→ EXERCISE OBJECTIVE:
Copy down all of the data underneath, exactly as shown.

------ RECORDS SUPPLIED

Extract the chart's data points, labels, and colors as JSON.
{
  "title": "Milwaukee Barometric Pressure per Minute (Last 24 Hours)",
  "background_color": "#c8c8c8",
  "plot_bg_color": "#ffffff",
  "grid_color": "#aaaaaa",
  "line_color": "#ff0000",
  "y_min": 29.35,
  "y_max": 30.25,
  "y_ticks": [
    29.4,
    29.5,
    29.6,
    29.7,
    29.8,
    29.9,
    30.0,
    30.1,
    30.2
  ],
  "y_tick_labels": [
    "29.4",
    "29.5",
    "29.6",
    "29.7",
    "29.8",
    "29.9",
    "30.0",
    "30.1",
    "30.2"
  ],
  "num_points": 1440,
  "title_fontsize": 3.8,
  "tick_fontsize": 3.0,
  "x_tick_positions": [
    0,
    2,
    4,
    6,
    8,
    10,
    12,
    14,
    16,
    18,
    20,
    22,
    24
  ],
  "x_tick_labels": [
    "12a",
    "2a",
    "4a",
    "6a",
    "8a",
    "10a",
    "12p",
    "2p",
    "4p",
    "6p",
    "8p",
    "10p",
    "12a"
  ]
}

------------

→ TASK RESPONSE:
Extract the chart's data points, labels, and colors as JSON.
{
  "title": "Milwaukee Barometric Pressure per Minute (Last 24 Hours)",
  "background_color": "#c8c8c8",
  "plot_bg_color": "#ffffff",
  "grid_color": "#aaaaaa",
  "line_color": "#ff0000",
  "y_min": 29.35,
  "y_max": 30.25,
  "y_ticks": [
    29.4,
    29.5,
    29.6,
    29.7,
    29.8,
    29.9,
    30.0,
    30.1,
    30.2
  ],
  "y_tick_labels": [
    "29.4",
    "29.5",
    "29.6",
    "29.7",
    "29.8",
    "29.9",
    "30.0",
    "30.1",
    "30.2"
  ],
  "num_points": 1440,
  "title_fontsize": 3.8,
  "tick_fontsize": 3.0,
  "x_tick_positions": [
    0,
    2,
    4,
    6,
    8,
    10,
    12,
    14,
    16,
    18,
    20,
    22,
    24
  ],
  "x_tick_labels": [
    "12a",
    "2a",
    "4a",
    "6a",
    "8a",
    "10a",
    "12p",
    "2p",
    "4p",
    "6p",
    "8p",
    "10p",
    "12a"
  ]
}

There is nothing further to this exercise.